Stored records ::
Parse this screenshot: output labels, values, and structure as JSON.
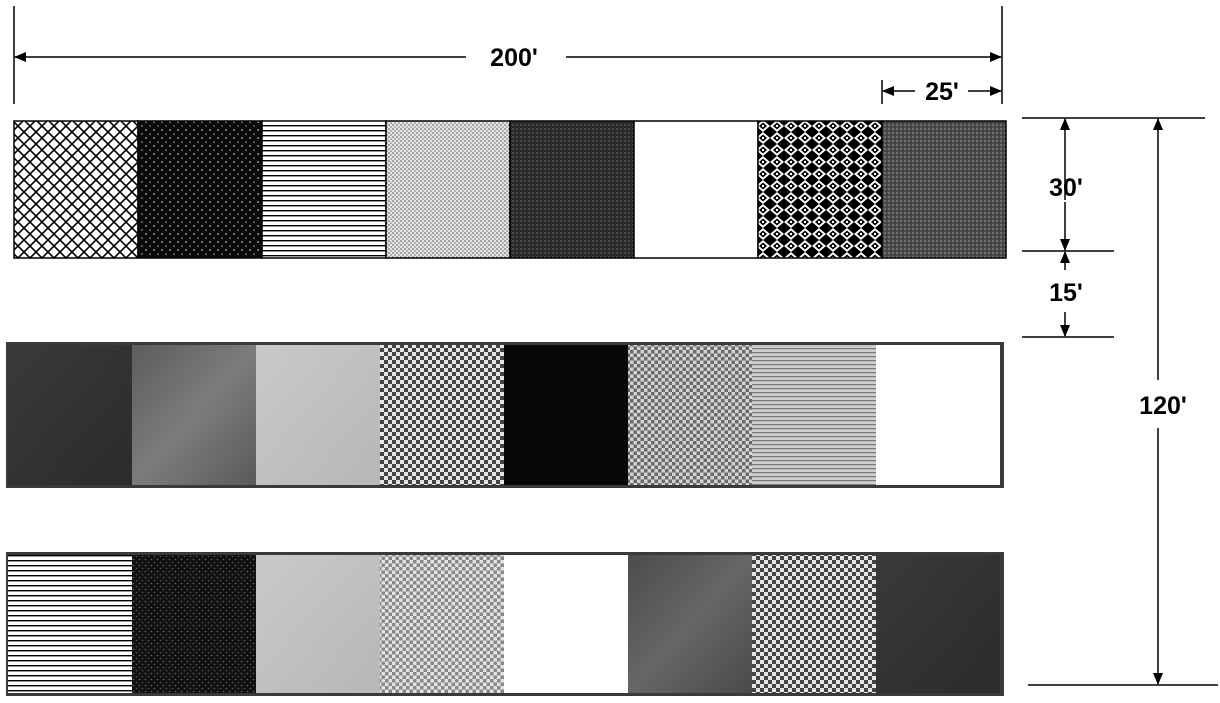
{
  "dimensions": {
    "total_width": "200'",
    "plot_width": "25'",
    "row_depth": "30'",
    "row_gap": "15'",
    "total_length": "120'"
  },
  "rows": [
    {
      "name": "row-1",
      "plots": [
        "diamond-crosshatch",
        "dark-diagonal",
        "horizontal-lines",
        "light-dots",
        "dark-stipple",
        "white",
        "scale-pattern",
        "medium-dark-stipple"
      ]
    },
    {
      "name": "row-2",
      "plots": [
        "dark-gray",
        "medium-gray",
        "light-gray",
        "checker",
        "black",
        "light-checker",
        "horizontal-lines-light",
        "white"
      ]
    },
    {
      "name": "row-3",
      "plots": [
        "horizontal-lines",
        "dark-dotted",
        "light-gray",
        "checker-light",
        "white",
        "medium-dark-gray",
        "checker",
        "dark-gray"
      ]
    }
  ]
}
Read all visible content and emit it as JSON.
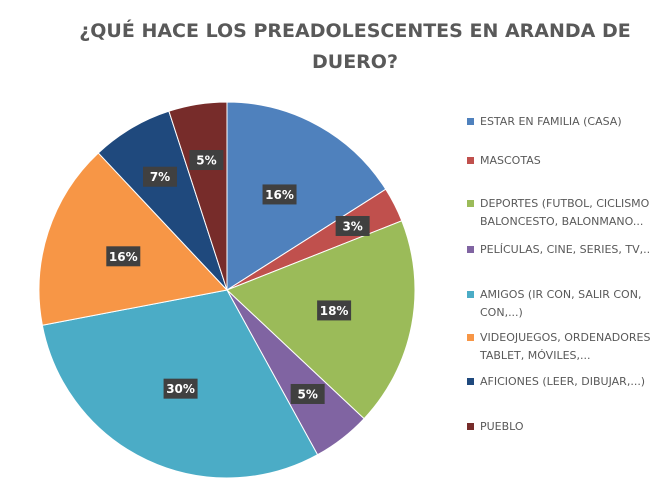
{
  "chart_data": {
    "type": "pie",
    "title": [
      "¿QUÉ HACE LOS PREADOLESCENTES EN ARANDA DE",
      "DUERO?"
    ],
    "categories": [
      "ESTAR EN FAMILIA (CASA)",
      "MASCOTAS",
      "DEPORTES (FUTBOL, CICLISMO,\nBALONCESTO, BALONMANO...",
      "PELÍCULAS, CINE, SERIES, TV,...",
      "AMIGOS (IR CON, SALIR CON,\nCON,...)",
      "VIDEOJUEGOS, ORDENADORES,\nTABLET, MÓVILES,...",
      "AFICIONES (LEER, DIBUJAR,...)",
      "PUEBLO"
    ],
    "values": [
      16,
      3,
      18,
      5,
      30,
      16,
      7,
      5
    ],
    "value_labels": [
      "16%",
      "3%",
      "18%",
      "5%",
      "30%",
      "16%",
      "7%",
      "5%"
    ],
    "colors": [
      "#4f81bd",
      "#c0504d",
      "#9bbb59",
      "#8064a2",
      "#4bacc6",
      "#f79646",
      "#1f497d",
      "#772c2a"
    ],
    "legend": "right"
  }
}
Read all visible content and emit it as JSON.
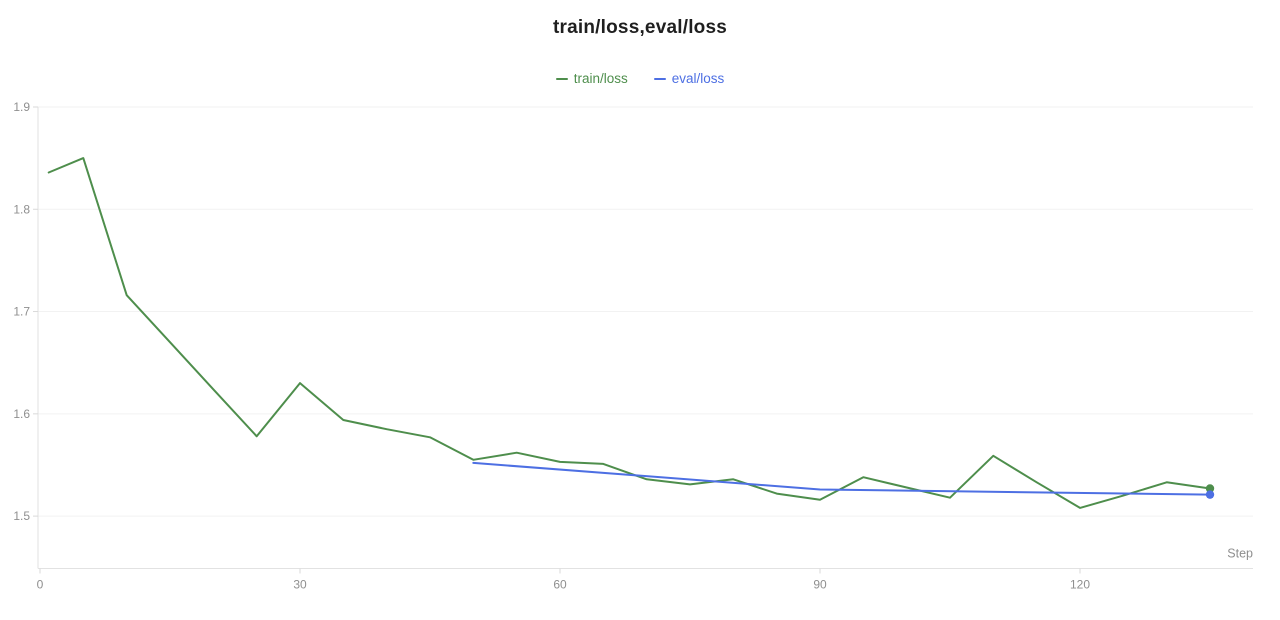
{
  "title": "train/loss,eval/loss",
  "chart_data": {
    "type": "line",
    "title": "train/loss,eval/loss",
    "xlabel": "Step",
    "ylabel": "",
    "x_ticks": [
      0,
      30,
      60,
      90,
      120
    ],
    "y_ticks": [
      1.9,
      1.8,
      1.7,
      1.6,
      1.5
    ],
    "x_range": [
      0,
      140
    ],
    "y_range": [
      1.449,
      1.9
    ],
    "grid": "horizontal",
    "legend_position": "top-center",
    "series": [
      {
        "name": "train/loss",
        "color": "#4e8e4c",
        "end_marker": true,
        "x": [
          1,
          5,
          10,
          15,
          20,
          25,
          30,
          35,
          40,
          45,
          50,
          55,
          60,
          65,
          70,
          75,
          80,
          85,
          90,
          95,
          100,
          105,
          110,
          115,
          120,
          125,
          130,
          135
        ],
        "y": [
          1.836,
          1.85,
          1.716,
          1.67,
          1.624,
          1.578,
          1.63,
          1.594,
          1.585,
          1.577,
          1.555,
          1.562,
          1.553,
          1.551,
          1.536,
          1.531,
          1.536,
          1.522,
          1.516,
          1.538,
          1.528,
          1.518,
          1.559,
          1.533,
          1.508,
          1.52,
          1.533,
          1.527
        ]
      },
      {
        "name": "eval/loss",
        "color": "#4d6fe3",
        "end_marker": true,
        "x": [
          50,
          90,
          135
        ],
        "y": [
          1.552,
          1.526,
          1.521
        ]
      }
    ]
  },
  "colors": {
    "title": "#1f1f1f",
    "grid": "#f2f2f2",
    "axis": "#e2e2e2",
    "tick": "#d9d9d9",
    "tick_label": "#8f8f8f"
  }
}
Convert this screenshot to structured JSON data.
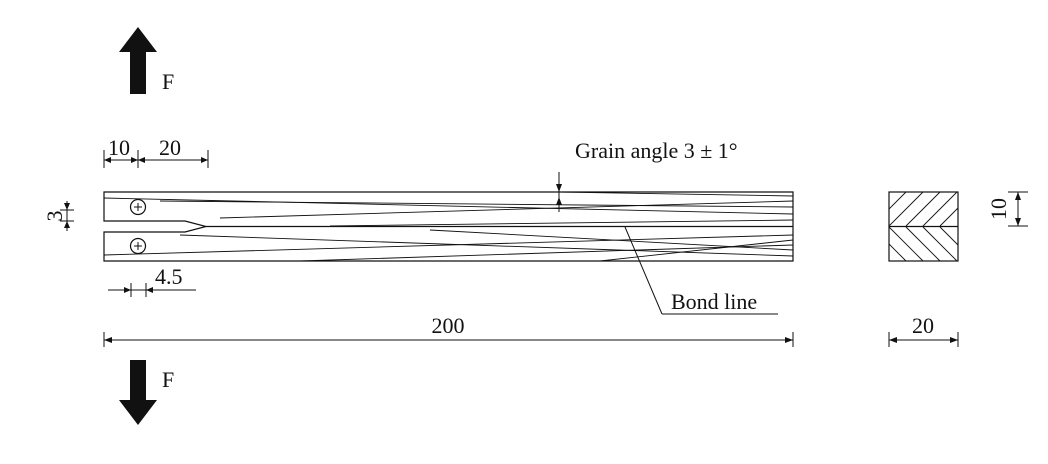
{
  "forces": {
    "top_label": "F",
    "bottom_label": "F"
  },
  "dimensions": {
    "d10_left": "10",
    "d20_top": "20",
    "d3": "3",
    "d4_5": "4.5",
    "d200": "200",
    "d20_section": "20",
    "d10_section": "10"
  },
  "annotations": {
    "grain_angle": "Grain angle 3 ± 1°",
    "bond_line": "Bond line"
  },
  "colors": {
    "ink": "#111111",
    "background": "#ffffff"
  }
}
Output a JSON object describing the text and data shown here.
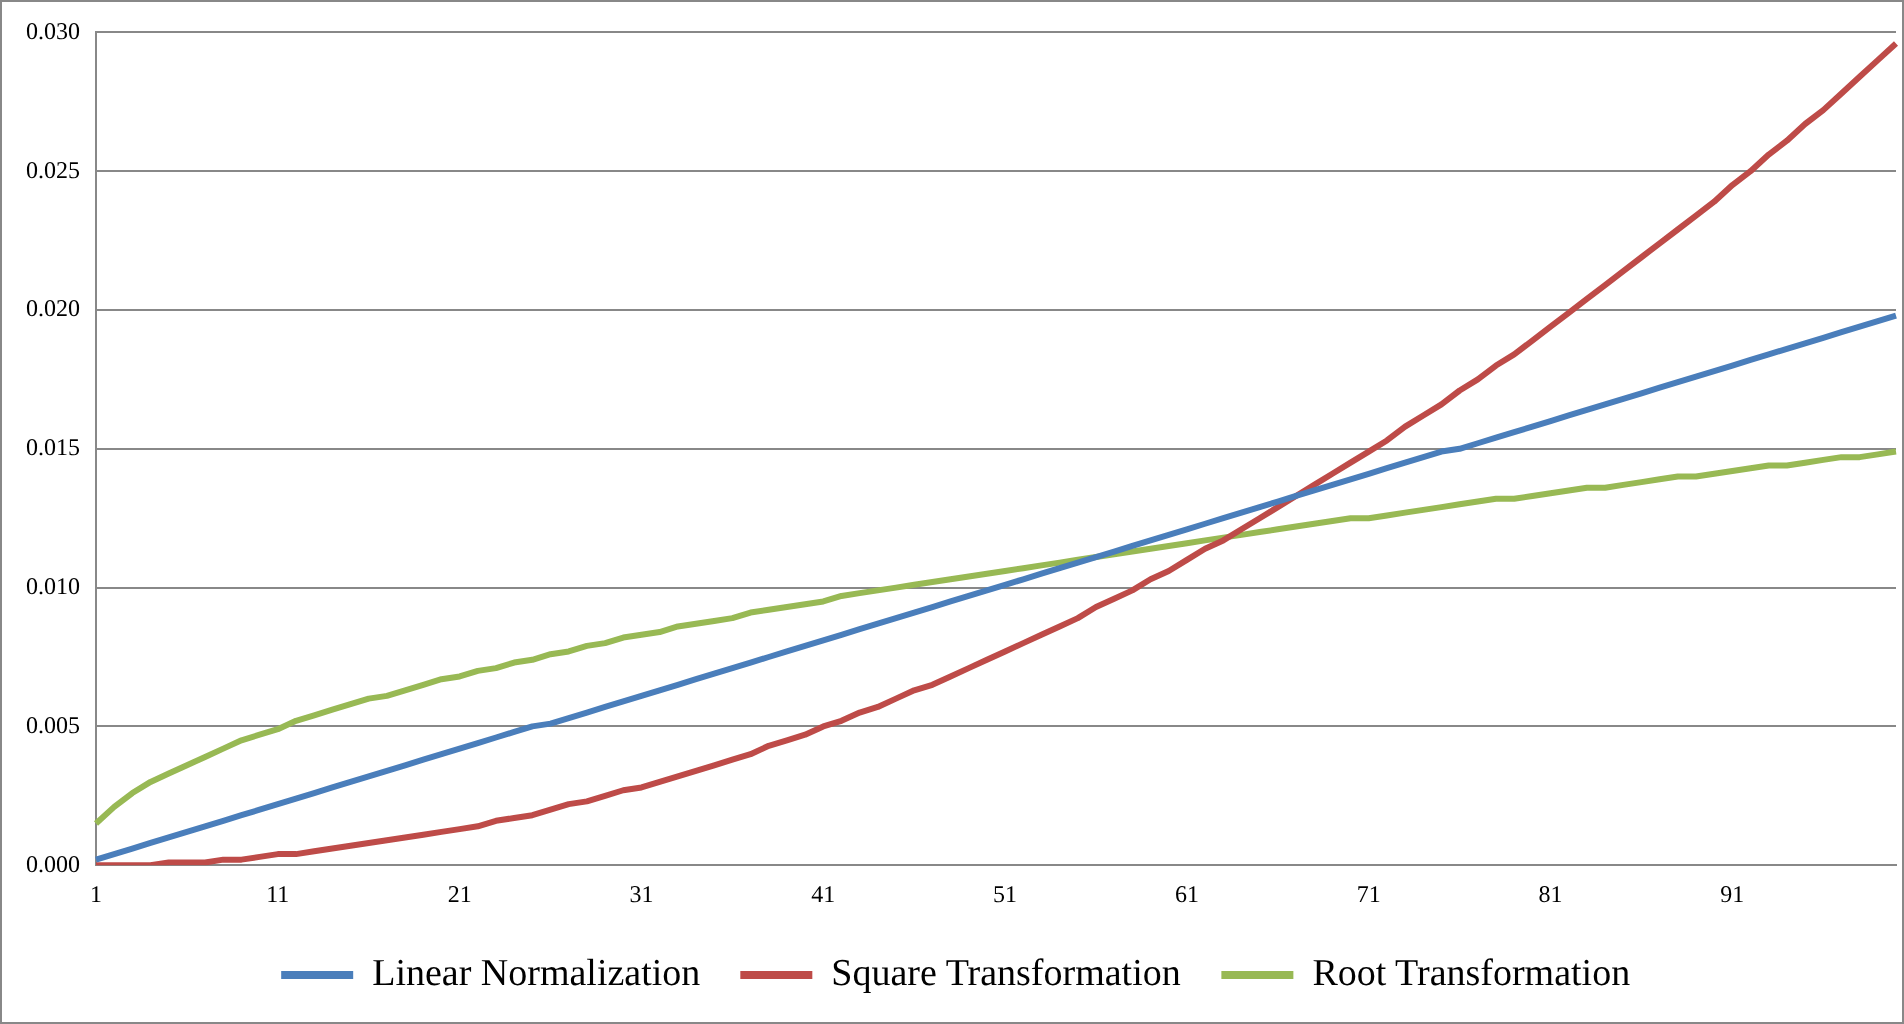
{
  "chart_data": {
    "type": "line",
    "categories": [
      "1",
      null,
      null,
      null,
      null,
      null,
      null,
      null,
      null,
      null,
      "11",
      null,
      null,
      null,
      null,
      null,
      null,
      null,
      null,
      null,
      "21",
      null,
      null,
      null,
      null,
      null,
      null,
      null,
      null,
      null,
      "31",
      null,
      null,
      null,
      null,
      null,
      null,
      null,
      null,
      null,
      "41",
      null,
      null,
      null,
      null,
      null,
      null,
      null,
      null,
      null,
      "51",
      null,
      null,
      null,
      null,
      null,
      null,
      null,
      null,
      null,
      "61",
      null,
      null,
      null,
      null,
      null,
      null,
      null,
      null,
      null,
      "71",
      null,
      null,
      null,
      null,
      null,
      null,
      null,
      null,
      null,
      "81",
      null,
      null,
      null,
      null,
      null,
      null,
      null,
      null,
      null,
      "91",
      null,
      null,
      null,
      null,
      null,
      null,
      null,
      null,
      null
    ],
    "ylim": [
      0,
      0.03
    ],
    "yticks": [
      {
        "value": 0,
        "label": "0.000"
      },
      {
        "value": 0.005,
        "label": "0.005"
      },
      {
        "value": 0.01,
        "label": "0.010"
      },
      {
        "value": 0.015,
        "label": "0.015"
      },
      {
        "value": 0.02,
        "label": "0.020"
      },
      {
        "value": 0.025,
        "label": "0.025"
      },
      {
        "value": 0.03,
        "label": "0.030"
      }
    ],
    "grid": "y",
    "legend": "bottom",
    "marker": "none",
    "line_style": "solid",
    "series": [
      {
        "name": "Linear Normalization",
        "color": "#4a7ebb",
        "values": [
          0.0002,
          0.0004,
          0.0006,
          0.0008,
          0.001,
          0.0012,
          0.0014,
          0.0016,
          0.0018,
          0.002,
          0.0022,
          0.0024,
          0.0026,
          0.0028,
          0.003,
          0.0032,
          0.0034,
          0.0036,
          0.0038,
          0.004,
          0.0042,
          0.0044,
          0.0046,
          0.0048,
          0.005,
          0.0051,
          0.0053,
          0.0055,
          0.0057,
          0.0059,
          0.0061,
          0.0063,
          0.0065,
          0.0067,
          0.0069,
          0.0071,
          0.0073,
          0.0075,
          0.0077,
          0.0079,
          0.0081,
          0.0083,
          0.0085,
          0.0087,
          0.0089,
          0.0091,
          0.0093,
          0.0095,
          0.0097,
          0.0099,
          0.0101,
          0.0103,
          0.0105,
          0.0107,
          0.0109,
          0.0111,
          0.0113,
          0.0115,
          0.0117,
          0.0119,
          0.0121,
          0.0123,
          0.0125,
          0.0127,
          0.0129,
          0.0131,
          0.0133,
          0.0135,
          0.0137,
          0.0139,
          0.0141,
          0.0143,
          0.0145,
          0.0147,
          0.0149,
          0.015,
          0.0152,
          0.0154,
          0.0156,
          0.0158,
          0.016,
          0.0162,
          0.0164,
          0.0166,
          0.0168,
          0.017,
          0.0172,
          0.0174,
          0.0176,
          0.0178,
          0.018,
          0.0182,
          0.0184,
          0.0186,
          0.0188,
          0.019,
          0.0192,
          0.0194,
          0.0196,
          0.0198
        ]
      },
      {
        "name": "Square Transformation",
        "color": "#be4b48",
        "values": [
          0.0,
          0.0,
          0.0,
          0.0,
          0.0001,
          0.0001,
          0.0001,
          0.0002,
          0.0002,
          0.0003,
          0.0004,
          0.0004,
          0.0005,
          0.0006,
          0.0007,
          0.0008,
          0.0009,
          0.001,
          0.0011,
          0.0012,
          0.0013,
          0.0014,
          0.0016,
          0.0017,
          0.0018,
          0.002,
          0.0022,
          0.0023,
          0.0025,
          0.0027,
          0.0028,
          0.003,
          0.0032,
          0.0034,
          0.0036,
          0.0038,
          0.004,
          0.0043,
          0.0045,
          0.0047,
          0.005,
          0.0052,
          0.0055,
          0.0057,
          0.006,
          0.0063,
          0.0065,
          0.0068,
          0.0071,
          0.0074,
          0.0077,
          0.008,
          0.0083,
          0.0086,
          0.0089,
          0.0093,
          0.0096,
          0.0099,
          0.0103,
          0.0106,
          0.011,
          0.0114,
          0.0117,
          0.0121,
          0.0125,
          0.0129,
          0.0133,
          0.0137,
          0.0141,
          0.0145,
          0.0149,
          0.0153,
          0.0158,
          0.0162,
          0.0166,
          0.0171,
          0.0175,
          0.018,
          0.0184,
          0.0189,
          0.0194,
          0.0199,
          0.0204,
          0.0209,
          0.0214,
          0.0219,
          0.0224,
          0.0229,
          0.0234,
          0.0239,
          0.0245,
          0.025,
          0.0256,
          0.0261,
          0.0267,
          0.0272,
          0.0278,
          0.0284,
          0.029,
          0.0296
        ]
      },
      {
        "name": "Root Transformation",
        "color": "#98b954",
        "values": [
          0.0015,
          0.0021,
          0.0026,
          0.003,
          0.0033,
          0.0036,
          0.0039,
          0.0042,
          0.0045,
          0.0047,
          0.0049,
          0.0052,
          0.0054,
          0.0056,
          0.0058,
          0.006,
          0.0061,
          0.0063,
          0.0065,
          0.0067,
          0.0068,
          0.007,
          0.0071,
          0.0073,
          0.0074,
          0.0076,
          0.0077,
          0.0079,
          0.008,
          0.0082,
          0.0083,
          0.0084,
          0.0086,
          0.0087,
          0.0088,
          0.0089,
          0.0091,
          0.0092,
          0.0093,
          0.0094,
          0.0095,
          0.0097,
          0.0098,
          0.0099,
          0.01,
          0.0101,
          0.0102,
          0.0103,
          0.0104,
          0.0105,
          0.0106,
          0.0107,
          0.0108,
          0.0109,
          0.011,
          0.0111,
          0.0112,
          0.0113,
          0.0114,
          0.0115,
          0.0116,
          0.0117,
          0.0118,
          0.0119,
          0.012,
          0.0121,
          0.0122,
          0.0123,
          0.0124,
          0.0125,
          0.0125,
          0.0126,
          0.0127,
          0.0128,
          0.0129,
          0.013,
          0.0131,
          0.0132,
          0.0132,
          0.0133,
          0.0134,
          0.0135,
          0.0136,
          0.0136,
          0.0137,
          0.0138,
          0.0139,
          0.014,
          0.014,
          0.0141,
          0.0142,
          0.0143,
          0.0144,
          0.0144,
          0.0145,
          0.0146,
          0.0147,
          0.0147,
          0.0148,
          0.0149
        ]
      }
    ]
  }
}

Required task ::
Your answer should be one number: the count of lines in the data above that include the word "dark".

Full answer ::
7